## WHAT YOU HAVE TO DO
Among the entries, which lines carry the string "text"? Copy each of them.

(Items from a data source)
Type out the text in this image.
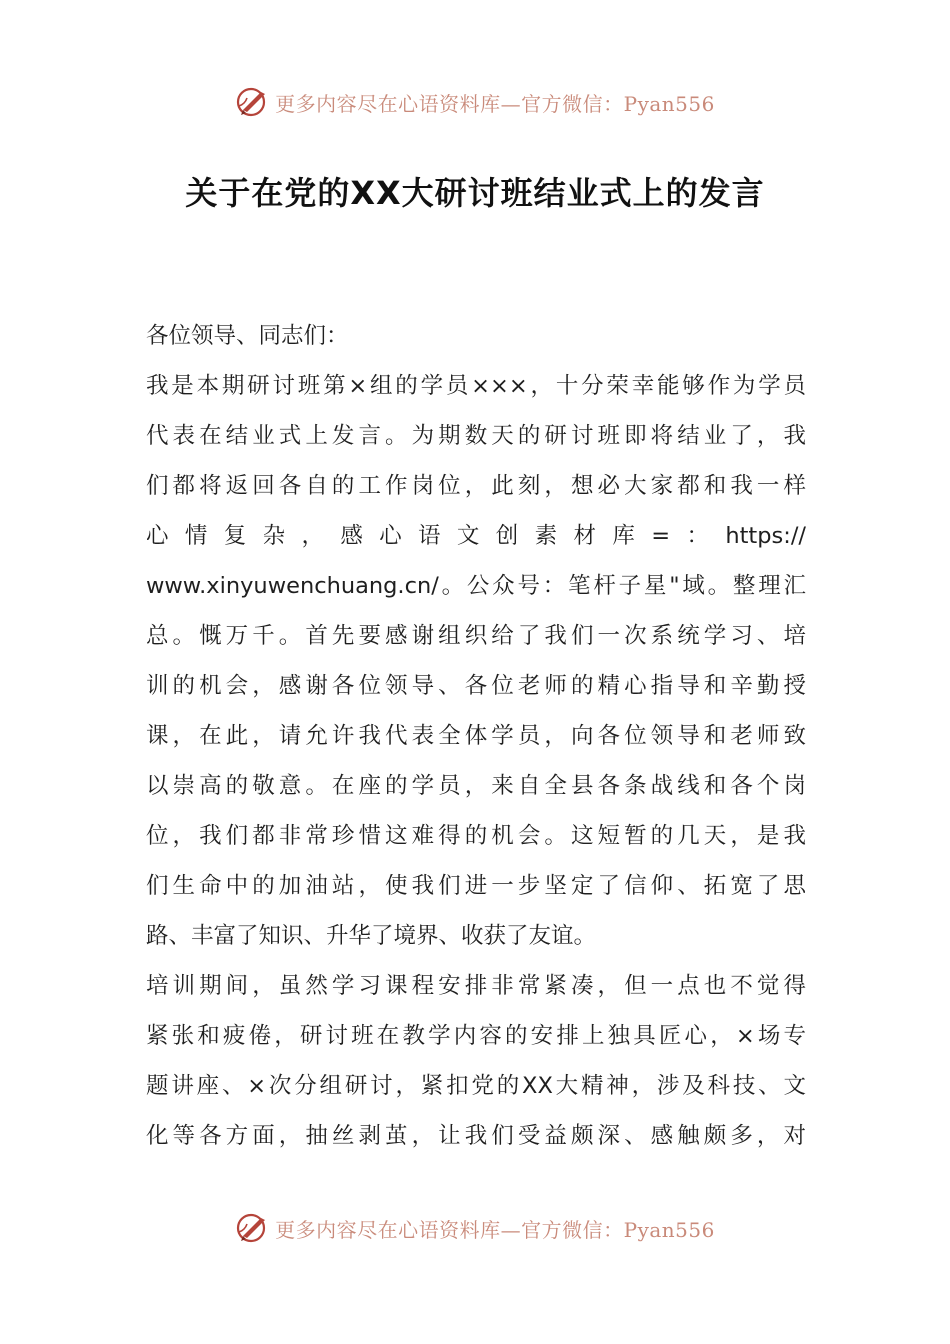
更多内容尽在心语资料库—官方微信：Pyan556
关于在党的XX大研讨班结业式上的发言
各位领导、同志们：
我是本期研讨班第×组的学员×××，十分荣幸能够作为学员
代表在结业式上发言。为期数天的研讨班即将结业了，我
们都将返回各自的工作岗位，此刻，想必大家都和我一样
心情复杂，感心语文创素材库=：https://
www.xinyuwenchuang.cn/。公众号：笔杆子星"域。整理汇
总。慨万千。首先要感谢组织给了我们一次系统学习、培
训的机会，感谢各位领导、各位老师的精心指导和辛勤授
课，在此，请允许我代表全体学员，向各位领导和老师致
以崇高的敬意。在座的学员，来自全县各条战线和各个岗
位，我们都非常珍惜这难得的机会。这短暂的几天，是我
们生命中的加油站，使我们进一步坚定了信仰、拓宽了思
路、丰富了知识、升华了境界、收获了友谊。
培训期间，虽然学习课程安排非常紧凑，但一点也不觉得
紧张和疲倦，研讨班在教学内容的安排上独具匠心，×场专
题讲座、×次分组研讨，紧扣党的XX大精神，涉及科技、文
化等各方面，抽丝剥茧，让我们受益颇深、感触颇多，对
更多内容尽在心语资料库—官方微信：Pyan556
--
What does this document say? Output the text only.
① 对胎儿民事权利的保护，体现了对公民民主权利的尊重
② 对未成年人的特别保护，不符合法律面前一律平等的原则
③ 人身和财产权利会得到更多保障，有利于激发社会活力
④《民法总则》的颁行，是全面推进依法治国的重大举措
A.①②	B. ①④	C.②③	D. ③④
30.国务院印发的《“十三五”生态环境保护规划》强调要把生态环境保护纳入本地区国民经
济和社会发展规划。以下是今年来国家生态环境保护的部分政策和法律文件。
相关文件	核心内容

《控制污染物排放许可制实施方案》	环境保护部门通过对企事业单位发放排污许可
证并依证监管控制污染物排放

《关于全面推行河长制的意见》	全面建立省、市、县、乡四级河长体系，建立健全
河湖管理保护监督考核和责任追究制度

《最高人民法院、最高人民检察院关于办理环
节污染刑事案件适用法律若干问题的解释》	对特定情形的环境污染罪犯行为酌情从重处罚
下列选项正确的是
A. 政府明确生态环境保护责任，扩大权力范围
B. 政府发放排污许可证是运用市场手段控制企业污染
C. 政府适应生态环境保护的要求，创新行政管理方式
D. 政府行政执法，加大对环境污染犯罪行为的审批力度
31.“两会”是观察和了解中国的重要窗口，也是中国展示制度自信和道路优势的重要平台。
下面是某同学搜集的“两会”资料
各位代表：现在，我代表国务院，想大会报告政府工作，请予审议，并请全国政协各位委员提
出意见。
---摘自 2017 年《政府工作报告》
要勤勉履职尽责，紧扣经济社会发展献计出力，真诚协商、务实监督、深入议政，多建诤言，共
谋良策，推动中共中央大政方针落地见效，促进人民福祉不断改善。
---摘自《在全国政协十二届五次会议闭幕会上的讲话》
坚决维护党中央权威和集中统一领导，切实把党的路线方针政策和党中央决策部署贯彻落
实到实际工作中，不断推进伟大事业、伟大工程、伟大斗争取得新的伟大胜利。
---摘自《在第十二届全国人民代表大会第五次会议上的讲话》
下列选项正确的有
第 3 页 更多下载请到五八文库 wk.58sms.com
...
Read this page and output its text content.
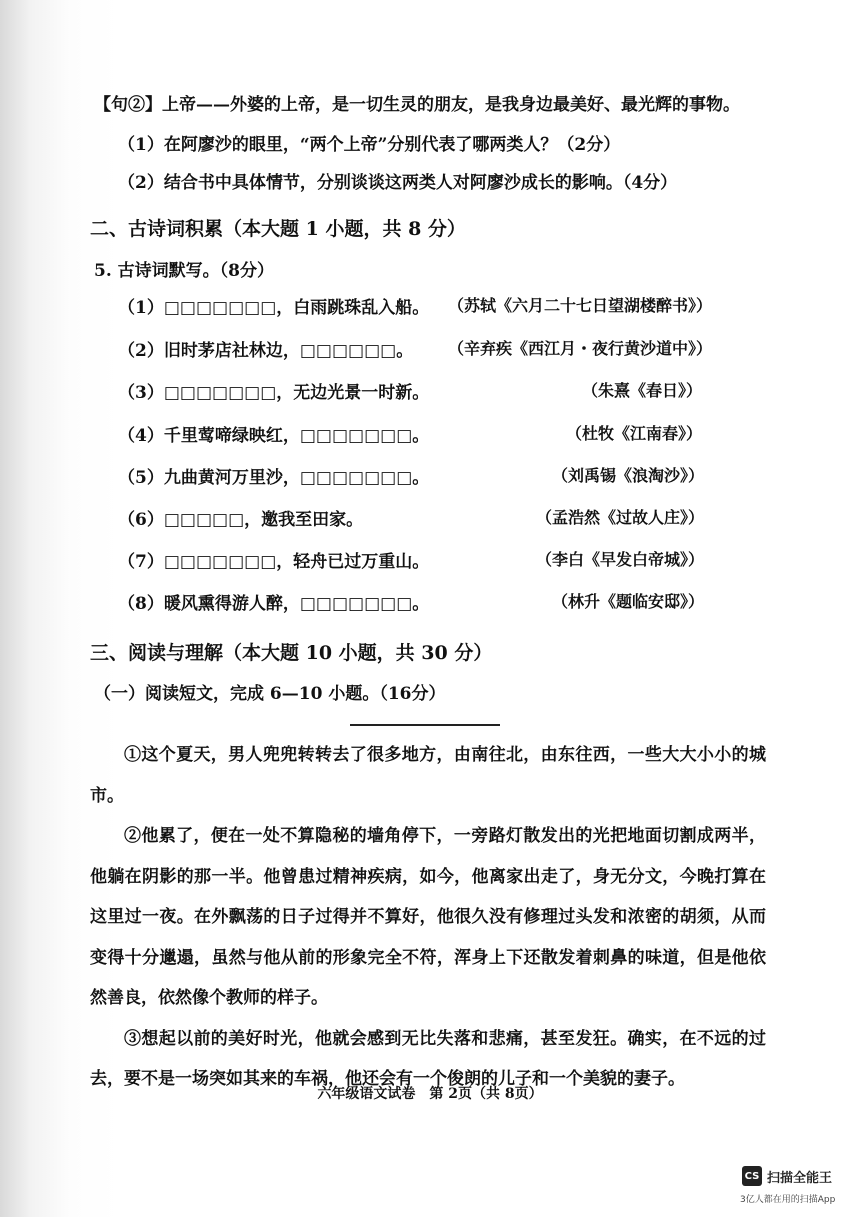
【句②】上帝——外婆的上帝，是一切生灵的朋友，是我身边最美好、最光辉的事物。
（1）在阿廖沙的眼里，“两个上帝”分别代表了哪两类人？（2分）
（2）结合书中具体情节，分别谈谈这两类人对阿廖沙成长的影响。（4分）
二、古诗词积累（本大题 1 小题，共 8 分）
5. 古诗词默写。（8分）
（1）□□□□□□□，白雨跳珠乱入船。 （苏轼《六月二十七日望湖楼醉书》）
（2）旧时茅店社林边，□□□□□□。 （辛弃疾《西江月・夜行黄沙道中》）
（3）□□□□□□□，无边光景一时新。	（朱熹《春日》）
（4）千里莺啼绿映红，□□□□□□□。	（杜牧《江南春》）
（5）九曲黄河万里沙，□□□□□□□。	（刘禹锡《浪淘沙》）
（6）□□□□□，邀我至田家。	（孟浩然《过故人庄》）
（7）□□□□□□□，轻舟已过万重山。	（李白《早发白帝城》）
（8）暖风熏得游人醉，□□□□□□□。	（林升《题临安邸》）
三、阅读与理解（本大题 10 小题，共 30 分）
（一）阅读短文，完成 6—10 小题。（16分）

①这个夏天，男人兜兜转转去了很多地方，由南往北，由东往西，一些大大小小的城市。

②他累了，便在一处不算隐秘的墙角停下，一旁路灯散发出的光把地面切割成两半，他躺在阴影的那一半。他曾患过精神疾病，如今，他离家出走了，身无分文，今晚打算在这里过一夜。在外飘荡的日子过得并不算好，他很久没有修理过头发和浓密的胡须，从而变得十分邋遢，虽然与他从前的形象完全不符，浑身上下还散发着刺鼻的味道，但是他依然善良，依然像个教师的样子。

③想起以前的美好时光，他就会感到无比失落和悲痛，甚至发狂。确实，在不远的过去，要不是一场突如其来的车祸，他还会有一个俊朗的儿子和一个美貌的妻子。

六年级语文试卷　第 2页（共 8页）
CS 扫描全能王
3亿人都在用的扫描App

## THE RESPONSE
Type out the text in this image.
What does this document say? Output the text only.
Read this page and output its text content.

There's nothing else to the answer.